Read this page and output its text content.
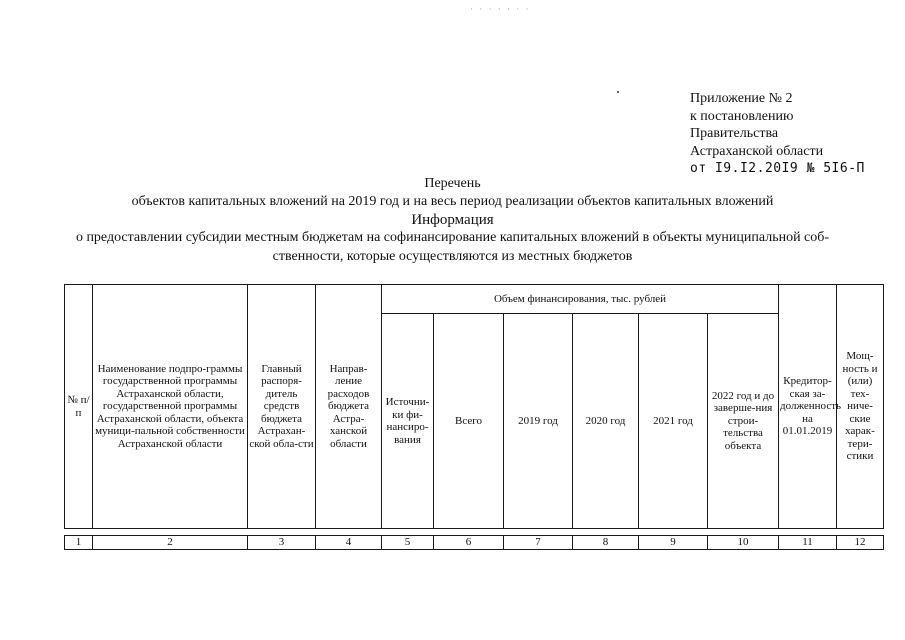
· · · · · · ·
Приложение № 2
к постановлению
Правительства
Астраханской области
от I9.I2.20I9 № 5I6-П
Перечень
объектов капитальных вложений на 2019 год и на весь период реализации объектов капитальных вложений
Информация
о предоставлении субсидии местным бюджетам на софинансирование капитальных вложений в объекты муниципальной соб-
ственности, которые осуществляются из местных бюджетов
№ п/п	Наименование подпро-граммы государственной программы Астраханской области, государственной программы Астраханской области, объекта муници-пальной собственности Астраханской области	Главный распоря-дитель средств бюджета Астрахан-ской обла-сти	Направ-ление расходов бюджета Астра-ханской области	Объем финансирования, тыс. рублей						Кредитор-ская за-долженность на 01.01.2019	Мощ-ность и (или) тех-ниче-ские харак-тери-стики
				Источни-ки фи-нансиро-вания	Всего	2019 год	2020 год	2021 год	2022 год и до заверше-ния строи-тельства объекта		

1	2	3	4	5	6	7	8	9	10	11	12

■ Problem to work on:
All of the lines above should be retyped precisely, apart from the pictures.

■ Exercise solution:
Read this page and output its text content.
· · · · · · ·
Приложение № 2
к постановлению
Правительства
Астраханской области
от I9.I2.20I9 № 5I6-П
Перечень
объектов капитальных вложений на 2019 год и на весь период реализации объектов капитальных вложений
Информация
о предоставлении субсидии местным бюджетам на софинансирование капитальных вложений в объекты муниципальной соб-
ственности, которые осуществляются из местных бюджетов
№ п/п	Наименование подпро-граммы государственной программы Астраханской области, государственной программы Астраханской области, объекта муници-пальной собственности Астраханской области	Главный распоря-дитель средств бюджета Астрахан-ской обла-сти	Направ-ление расходов бюджета Астра-ханской области	Объем финансирования, тыс. рублей						Кредитор-ская за-долженность на 01.01.2019	Мощ-ность и (или) тех-ниче-ские харак-тери-стики
				Источни-ки фи-нансиро-вания	Всего	2019 год	2020 год	2021 год	2022 год и до заверше-ния строи-тельства объекта		

1	2	3	4	5	6	7	8	9	10	11	12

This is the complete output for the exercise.